Instructions for the task. Every record that follows should be printed verbatim.

Material to process.
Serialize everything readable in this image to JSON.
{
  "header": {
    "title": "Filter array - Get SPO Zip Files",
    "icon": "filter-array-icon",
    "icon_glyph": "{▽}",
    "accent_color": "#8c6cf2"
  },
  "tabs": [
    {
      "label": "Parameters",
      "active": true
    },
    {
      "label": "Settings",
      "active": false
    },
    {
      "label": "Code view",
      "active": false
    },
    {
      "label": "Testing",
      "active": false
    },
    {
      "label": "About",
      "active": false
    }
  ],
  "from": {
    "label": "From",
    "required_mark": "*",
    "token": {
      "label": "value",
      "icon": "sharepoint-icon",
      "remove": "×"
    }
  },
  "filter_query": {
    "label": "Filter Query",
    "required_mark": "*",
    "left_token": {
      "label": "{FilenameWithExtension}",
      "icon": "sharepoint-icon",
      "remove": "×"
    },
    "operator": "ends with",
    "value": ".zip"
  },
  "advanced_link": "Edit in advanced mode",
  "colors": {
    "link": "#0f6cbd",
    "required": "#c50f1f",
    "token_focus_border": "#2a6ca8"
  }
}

Answer to this problem.
Serialize everything readable in this image to JSON.
{
  "header": {
    "title": "Filter array - Get SPO Zip Files",
    "icon": "filter-array-icon",
    "icon_glyph": "{▽}",
    "accent_color": "#8c6cf2"
  },
  "tabs": [
    {
      "label": "Parameters",
      "active": true
    },
    {
      "label": "Settings",
      "active": false
    },
    {
      "label": "Code view",
      "active": false
    },
    {
      "label": "Testing",
      "active": false
    },
    {
      "label": "About",
      "active": false
    }
  ],
  "from": {
    "label": "From",
    "required_mark": "*",
    "token": {
      "label": "value",
      "icon": "sharepoint-icon",
      "remove": "×"
    }
  },
  "filter_query": {
    "label": "Filter Query",
    "required_mark": "*",
    "left_token": {
      "label": "{FilenameWithExtension}",
      "icon": "sharepoint-icon",
      "remove": "×"
    },
    "operator": "ends with",
    "value": ".zip"
  },
  "advanced_link": "Edit in advanced mode",
  "colors": {
    "link": "#0f6cbd",
    "required": "#c50f1f",
    "token_focus_border": "#2a6ca8"
  }
}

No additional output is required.